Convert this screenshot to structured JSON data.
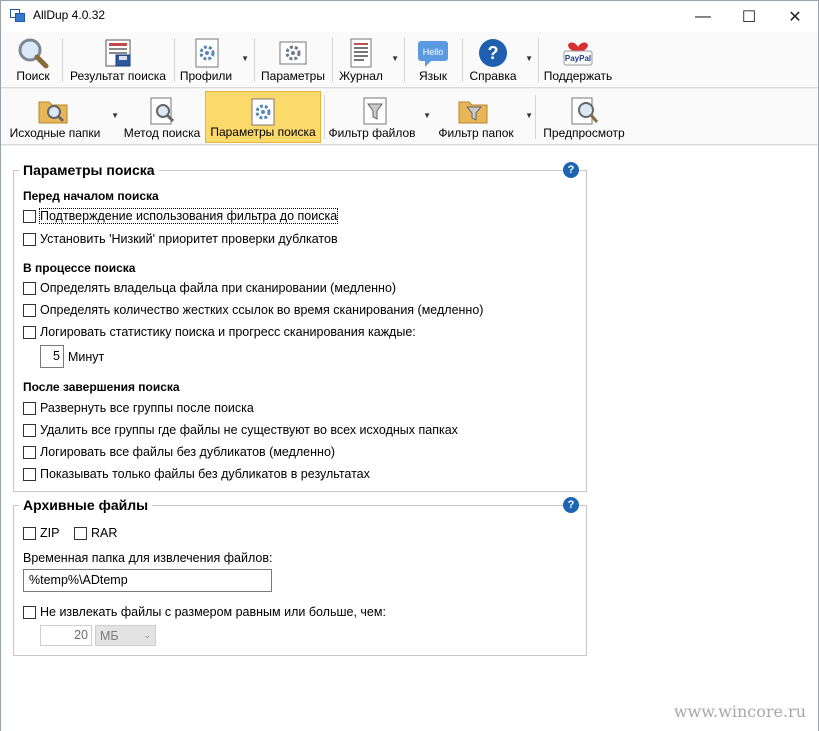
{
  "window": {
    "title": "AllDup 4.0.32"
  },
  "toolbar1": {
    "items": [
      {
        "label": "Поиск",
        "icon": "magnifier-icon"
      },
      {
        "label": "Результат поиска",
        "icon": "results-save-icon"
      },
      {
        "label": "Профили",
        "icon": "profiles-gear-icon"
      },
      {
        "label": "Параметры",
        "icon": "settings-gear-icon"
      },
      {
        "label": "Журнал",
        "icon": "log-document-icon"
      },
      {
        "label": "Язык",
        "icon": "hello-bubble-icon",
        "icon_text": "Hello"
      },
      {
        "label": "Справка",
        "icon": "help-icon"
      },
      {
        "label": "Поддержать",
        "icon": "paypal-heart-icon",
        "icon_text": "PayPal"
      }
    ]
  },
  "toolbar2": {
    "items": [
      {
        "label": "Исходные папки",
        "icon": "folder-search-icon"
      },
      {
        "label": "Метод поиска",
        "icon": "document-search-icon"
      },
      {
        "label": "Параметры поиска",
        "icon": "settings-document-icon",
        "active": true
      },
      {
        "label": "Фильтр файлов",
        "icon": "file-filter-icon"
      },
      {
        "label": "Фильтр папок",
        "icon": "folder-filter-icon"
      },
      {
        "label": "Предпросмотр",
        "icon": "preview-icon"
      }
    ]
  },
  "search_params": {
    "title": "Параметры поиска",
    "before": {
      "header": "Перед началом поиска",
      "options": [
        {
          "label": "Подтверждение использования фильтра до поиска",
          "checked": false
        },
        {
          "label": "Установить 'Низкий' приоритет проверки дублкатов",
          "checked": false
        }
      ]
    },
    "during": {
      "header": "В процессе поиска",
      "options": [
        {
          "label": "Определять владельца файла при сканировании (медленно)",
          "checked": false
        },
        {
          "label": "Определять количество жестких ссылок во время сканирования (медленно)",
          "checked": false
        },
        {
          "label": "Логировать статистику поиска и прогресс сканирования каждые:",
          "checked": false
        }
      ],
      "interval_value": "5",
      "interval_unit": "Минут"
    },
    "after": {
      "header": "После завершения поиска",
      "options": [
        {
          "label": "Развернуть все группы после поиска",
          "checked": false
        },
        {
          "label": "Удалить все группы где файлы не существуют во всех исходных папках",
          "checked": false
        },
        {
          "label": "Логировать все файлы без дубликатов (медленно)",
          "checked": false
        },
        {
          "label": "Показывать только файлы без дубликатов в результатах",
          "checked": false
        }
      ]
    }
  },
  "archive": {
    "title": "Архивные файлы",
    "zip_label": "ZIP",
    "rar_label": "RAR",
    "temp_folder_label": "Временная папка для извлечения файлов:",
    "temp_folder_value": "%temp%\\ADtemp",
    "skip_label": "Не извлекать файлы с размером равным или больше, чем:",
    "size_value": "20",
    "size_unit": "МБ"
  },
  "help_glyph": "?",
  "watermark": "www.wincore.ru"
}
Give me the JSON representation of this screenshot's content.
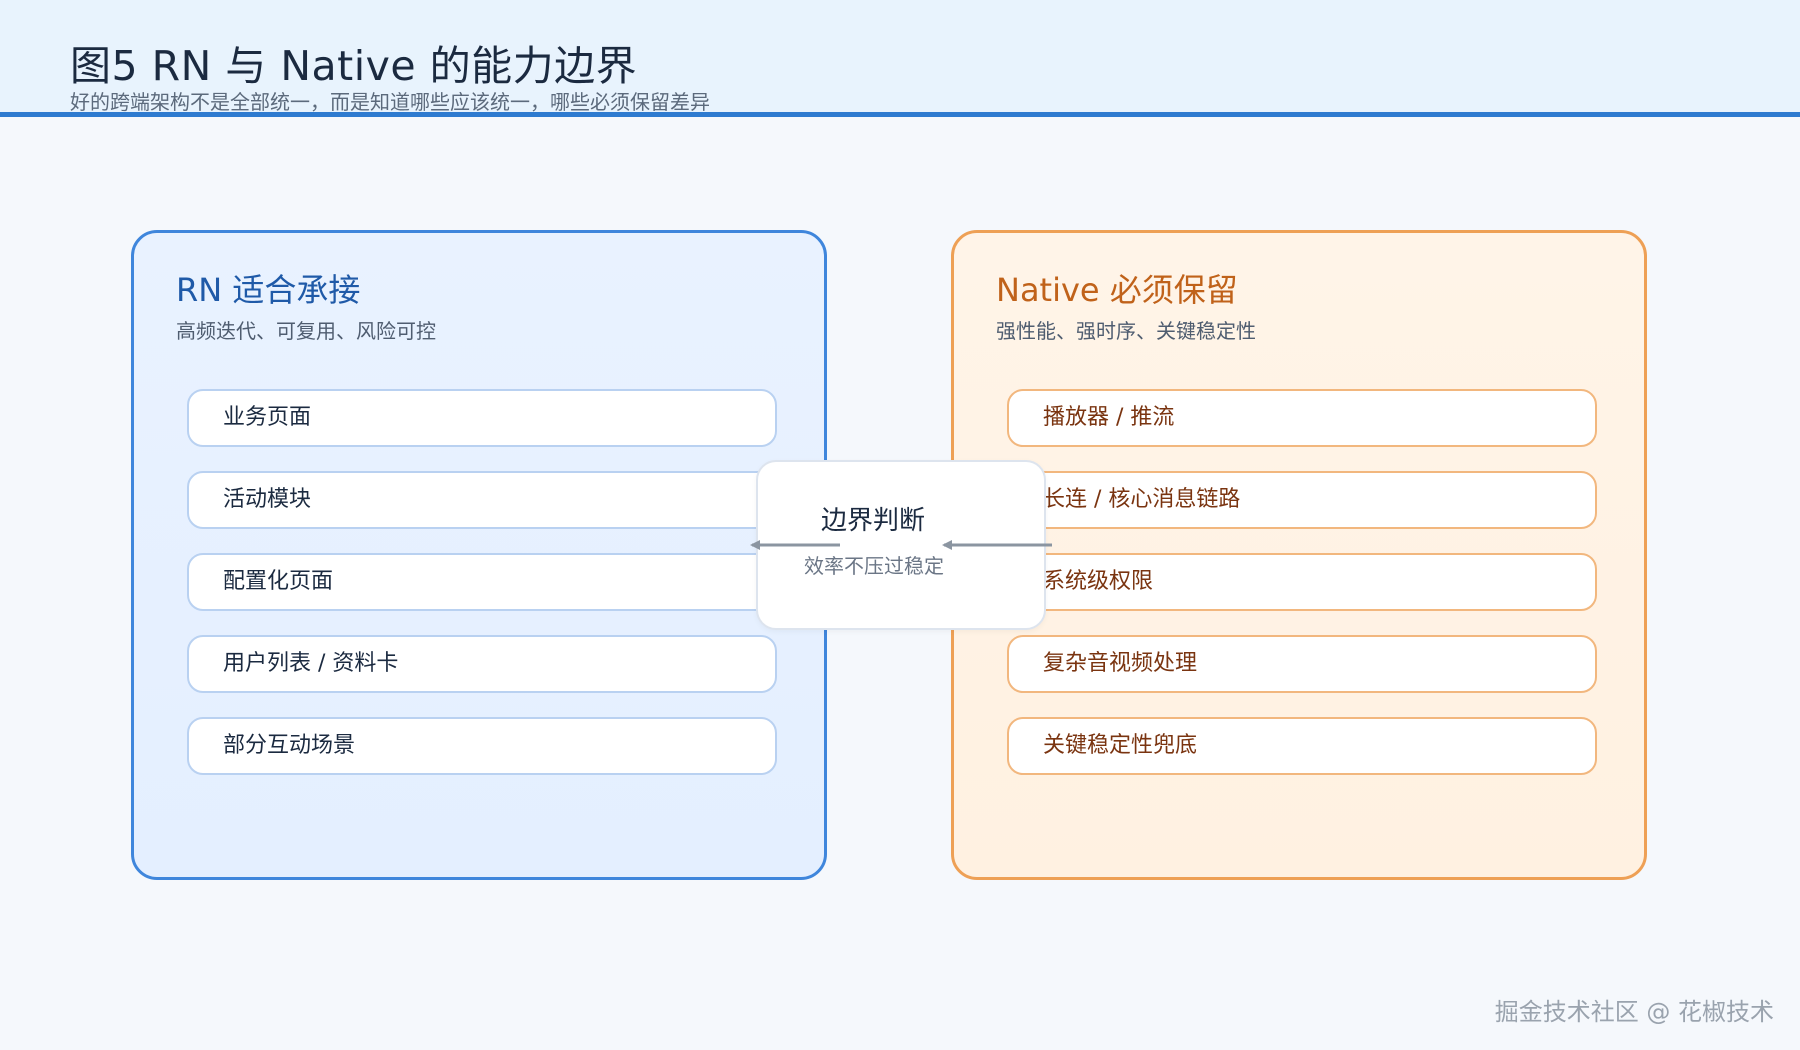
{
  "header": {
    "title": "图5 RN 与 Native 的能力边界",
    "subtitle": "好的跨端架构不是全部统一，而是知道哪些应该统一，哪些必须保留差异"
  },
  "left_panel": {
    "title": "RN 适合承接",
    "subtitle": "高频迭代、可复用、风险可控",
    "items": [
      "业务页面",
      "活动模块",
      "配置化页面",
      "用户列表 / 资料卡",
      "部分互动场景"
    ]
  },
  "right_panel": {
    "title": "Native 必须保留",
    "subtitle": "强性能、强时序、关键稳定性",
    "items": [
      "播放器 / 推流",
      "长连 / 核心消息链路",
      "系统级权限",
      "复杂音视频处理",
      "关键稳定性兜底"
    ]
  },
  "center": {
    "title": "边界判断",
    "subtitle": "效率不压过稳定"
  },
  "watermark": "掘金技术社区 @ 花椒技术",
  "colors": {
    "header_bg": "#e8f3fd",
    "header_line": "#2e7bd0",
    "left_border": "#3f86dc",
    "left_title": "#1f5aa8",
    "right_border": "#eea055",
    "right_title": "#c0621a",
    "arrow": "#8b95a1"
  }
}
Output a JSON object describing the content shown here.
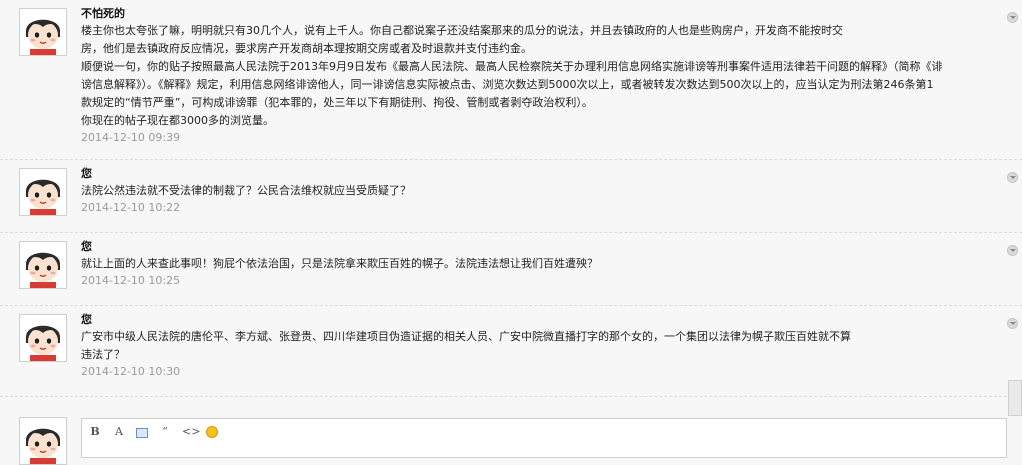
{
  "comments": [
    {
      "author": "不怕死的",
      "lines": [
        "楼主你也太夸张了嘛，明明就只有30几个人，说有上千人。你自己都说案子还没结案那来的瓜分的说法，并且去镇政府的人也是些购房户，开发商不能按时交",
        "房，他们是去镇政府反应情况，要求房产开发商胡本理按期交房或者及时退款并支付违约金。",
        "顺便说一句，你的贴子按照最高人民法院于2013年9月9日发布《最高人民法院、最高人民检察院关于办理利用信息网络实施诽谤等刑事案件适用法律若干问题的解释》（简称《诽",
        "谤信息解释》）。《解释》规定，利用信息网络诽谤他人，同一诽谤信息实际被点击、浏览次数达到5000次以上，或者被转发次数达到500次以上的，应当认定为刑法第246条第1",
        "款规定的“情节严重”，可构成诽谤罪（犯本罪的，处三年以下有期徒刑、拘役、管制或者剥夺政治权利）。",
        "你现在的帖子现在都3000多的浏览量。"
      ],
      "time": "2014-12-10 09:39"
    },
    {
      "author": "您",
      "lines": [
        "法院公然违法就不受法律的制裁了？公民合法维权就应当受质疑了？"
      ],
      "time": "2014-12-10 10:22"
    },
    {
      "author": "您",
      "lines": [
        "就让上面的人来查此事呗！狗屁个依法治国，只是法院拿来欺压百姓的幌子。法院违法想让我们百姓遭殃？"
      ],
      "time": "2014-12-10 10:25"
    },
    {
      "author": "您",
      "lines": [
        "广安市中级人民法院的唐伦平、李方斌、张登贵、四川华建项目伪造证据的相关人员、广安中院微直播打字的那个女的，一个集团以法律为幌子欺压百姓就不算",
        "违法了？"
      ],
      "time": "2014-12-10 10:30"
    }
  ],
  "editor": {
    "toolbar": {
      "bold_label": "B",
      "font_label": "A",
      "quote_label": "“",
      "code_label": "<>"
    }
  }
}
════
EXERCISE INSTRUCTIONS |
Extract all the data above exactly, excluding every picture.

RESULT FOR THIS EXERCISE |
Convert this screenshot to structured JSON data.
{
  "window": {
    "title": "AllDup 4.0.32"
  },
  "toolbar1": {
    "items": [
      {
        "label": "Поиск",
        "icon": "magnifier-icon"
      },
      {
        "label": "Результат поиска",
        "icon": "results-save-icon"
      },
      {
        "label": "Профили",
        "icon": "profiles-gear-icon"
      },
      {
        "label": "Параметры",
        "icon": "settings-gear-icon"
      },
      {
        "label": "Журнал",
        "icon": "log-document-icon"
      },
      {
        "label": "Язык",
        "icon": "hello-bubble-icon",
        "icon_text": "Hello"
      },
      {
        "label": "Справка",
        "icon": "help-icon"
      },
      {
        "label": "Поддержать",
        "icon": "paypal-heart-icon",
        "icon_text": "PayPal"
      }
    ]
  },
  "toolbar2": {
    "items": [
      {
        "label": "Исходные папки",
        "icon": "folder-search-icon"
      },
      {
        "label": "Метод поиска",
        "icon": "document-search-icon"
      },
      {
        "label": "Параметры поиска",
        "icon": "settings-document-icon",
        "active": true
      },
      {
        "label": "Фильтр файлов",
        "icon": "file-filter-icon"
      },
      {
        "label": "Фильтр папок",
        "icon": "folder-filter-icon"
      },
      {
        "label": "Предпросмотр",
        "icon": "preview-icon"
      }
    ]
  },
  "search_params": {
    "title": "Параметры поиска",
    "before": {
      "header": "Перед началом поиска",
      "options": [
        {
          "label": "Подтверждение использования фильтра до поиска",
          "checked": false
        },
        {
          "label": "Установить 'Низкий' приоритет проверки дублкатов",
          "checked": false
        }
      ]
    },
    "during": {
      "header": "В процессе поиска",
      "options": [
        {
          "label": "Определять владельца файла при сканировании (медленно)",
          "checked": false
        },
        {
          "label": "Определять количество жестких ссылок во время сканирования (медленно)",
          "checked": false
        },
        {
          "label": "Логировать статистику поиска и прогресс сканирования каждые:",
          "checked": false
        }
      ],
      "interval_value": "5",
      "interval_unit": "Минут"
    },
    "after": {
      "header": "После завершения поиска",
      "options": [
        {
          "label": "Развернуть все группы после поиска",
          "checked": false
        },
        {
          "label": "Удалить все группы где файлы не существуют во всех исходных папках",
          "checked": false
        },
        {
          "label": "Логировать все файлы без дубликатов (медленно)",
          "checked": false
        },
        {
          "label": "Показывать только файлы без дубликатов в результатах",
          "checked": false
        }
      ]
    }
  },
  "archive": {
    "title": "Архивные файлы",
    "zip_label": "ZIP",
    "rar_label": "RAR",
    "temp_folder_label": "Временная папка для извлечения файлов:",
    "temp_folder_value": "%temp%\\ADtemp",
    "skip_label": "Не извлекать файлы с размером равным или больше, чем:",
    "size_value": "20",
    "size_unit": "МБ"
  },
  "help_glyph": "?",
  "watermark": "www.wincore.ru"
}
Give me the JSON representation of this screenshot's content.
{
  "header": {
    "title": "图5 RN 与 Native 的能力边界",
    "subtitle": "好的跨端架构不是全部统一，而是知道哪些应该统一，哪些必须保留差异"
  },
  "left_panel": {
    "title": "RN 适合承接",
    "subtitle": "高频迭代、可复用、风险可控",
    "items": [
      "业务页面",
      "活动模块",
      "配置化页面",
      "用户列表 / 资料卡",
      "部分互动场景"
    ]
  },
  "right_panel": {
    "title": "Native 必须保留",
    "subtitle": "强性能、强时序、关键稳定性",
    "items": [
      "播放器 / 推流",
      "长连 / 核心消息链路",
      "系统级权限",
      "复杂音视频处理",
      "关键稳定性兜底"
    ]
  },
  "center": {
    "title": "边界判断",
    "subtitle": "效率不压过稳定"
  },
  "watermark": "掘金技术社区 @ 花椒技术",
  "colors": {
    "header_bg": "#e8f3fd",
    "header_line": "#2e7bd0",
    "left_border": "#3f86dc",
    "left_title": "#1f5aa8",
    "right_border": "#eea055",
    "right_title": "#c0621a",
    "arrow": "#8b95a1"
  }
}
Output a JSON object describing the content shown here.
{
  "comments": [
    {
      "author": "不怕死的",
      "lines": [
        "楼主你也太夸张了嘛，明明就只有30几个人，说有上千人。你自己都说案子还没结案那来的瓜分的说法，并且去镇政府的人也是些购房户，开发商不能按时交",
        "房，他们是去镇政府反应情况，要求房产开发商胡本理按期交房或者及时退款并支付违约金。",
        "顺便说一句，你的贴子按照最高人民法院于2013年9月9日发布《最高人民法院、最高人民检察院关于办理利用信息网络实施诽谤等刑事案件适用法律若干问题的解释》（简称《诽",
        "谤信息解释》）。《解释》规定，利用信息网络诽谤他人，同一诽谤信息实际被点击、浏览次数达到5000次以上，或者被转发次数达到500次以上的，应当认定为刑法第246条第1",
        "款规定的“情节严重”，可构成诽谤罪（犯本罪的，处三年以下有期徒刑、拘役、管制或者剥夺政治权利）。",
        "你现在的帖子现在都3000多的浏览量。"
      ],
      "time": "2014-12-10 09:39"
    },
    {
      "author": "您",
      "lines": [
        "法院公然违法就不受法律的制裁了？公民合法维权就应当受质疑了？"
      ],
      "time": "2014-12-10 10:22"
    },
    {
      "author": "您",
      "lines": [
        "就让上面的人来查此事呗！狗屁个依法治国，只是法院拿来欺压百姓的幌子。法院违法想让我们百姓遭殃？"
      ],
      "time": "2014-12-10 10:25"
    },
    {
      "author": "您",
      "lines": [
        "广安市中级人民法院的唐伦平、李方斌、张登贵、四川华建项目伪造证据的相关人员、广安中院微直播打字的那个女的，一个集团以法律为幌子欺压百姓就不算",
        "违法了？"
      ],
      "time": "2014-12-10 10:30"
    }
  ],
  "editor": {
    "toolbar": {
      "bold_label": "B",
      "font_label": "A",
      "quote_label": "“",
      "code_label": "<>"
    }
  }
}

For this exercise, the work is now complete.